**Records shown**
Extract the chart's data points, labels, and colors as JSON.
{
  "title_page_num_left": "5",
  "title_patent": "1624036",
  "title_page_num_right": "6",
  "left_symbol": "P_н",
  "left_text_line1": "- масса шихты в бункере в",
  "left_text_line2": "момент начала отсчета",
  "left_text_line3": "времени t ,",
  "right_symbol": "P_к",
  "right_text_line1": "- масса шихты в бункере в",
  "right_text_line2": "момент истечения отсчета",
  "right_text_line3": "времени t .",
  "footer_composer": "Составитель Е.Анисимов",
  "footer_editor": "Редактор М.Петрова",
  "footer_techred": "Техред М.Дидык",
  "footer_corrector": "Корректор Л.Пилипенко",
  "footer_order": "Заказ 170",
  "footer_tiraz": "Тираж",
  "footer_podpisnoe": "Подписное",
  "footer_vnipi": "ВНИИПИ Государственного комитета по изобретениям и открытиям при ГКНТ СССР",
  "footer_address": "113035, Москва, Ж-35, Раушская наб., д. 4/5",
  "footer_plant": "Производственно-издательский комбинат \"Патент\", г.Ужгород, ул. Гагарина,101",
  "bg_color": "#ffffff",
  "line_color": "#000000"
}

**What the task asks**
Set down all of the entries exactly, please.

**Complete answer**
Extract the chart's data points, labels, and colors as JSON.
{
  "title_page_num_left": "5",
  "title_patent": "1624036",
  "title_page_num_right": "6",
  "left_symbol": "P_н",
  "left_text_line1": "- масса шихты в бункере в",
  "left_text_line2": "момент начала отсчета",
  "left_text_line3": "времени t ,",
  "right_symbol": "P_к",
  "right_text_line1": "- масса шихты в бункере в",
  "right_text_line2": "момент истечения отсчета",
  "right_text_line3": "времени t .",
  "footer_composer": "Составитель Е.Анисимов",
  "footer_editor": "Редактор М.Петрова",
  "footer_techred": "Техред М.Дидык",
  "footer_corrector": "Корректор Л.Пилипенко",
  "footer_order": "Заказ 170",
  "footer_tiraz": "Тираж",
  "footer_podpisnoe": "Подписное",
  "footer_vnipi": "ВНИИПИ Государственного комитета по изобретениям и открытиям при ГКНТ СССР",
  "footer_address": "113035, Москва, Ж-35, Раушская наб., д. 4/5",
  "footer_plant": "Производственно-издательский комбинат \"Патент\", г.Ужгород, ул. Гагарина,101",
  "bg_color": "#ffffff",
  "line_color": "#000000"
}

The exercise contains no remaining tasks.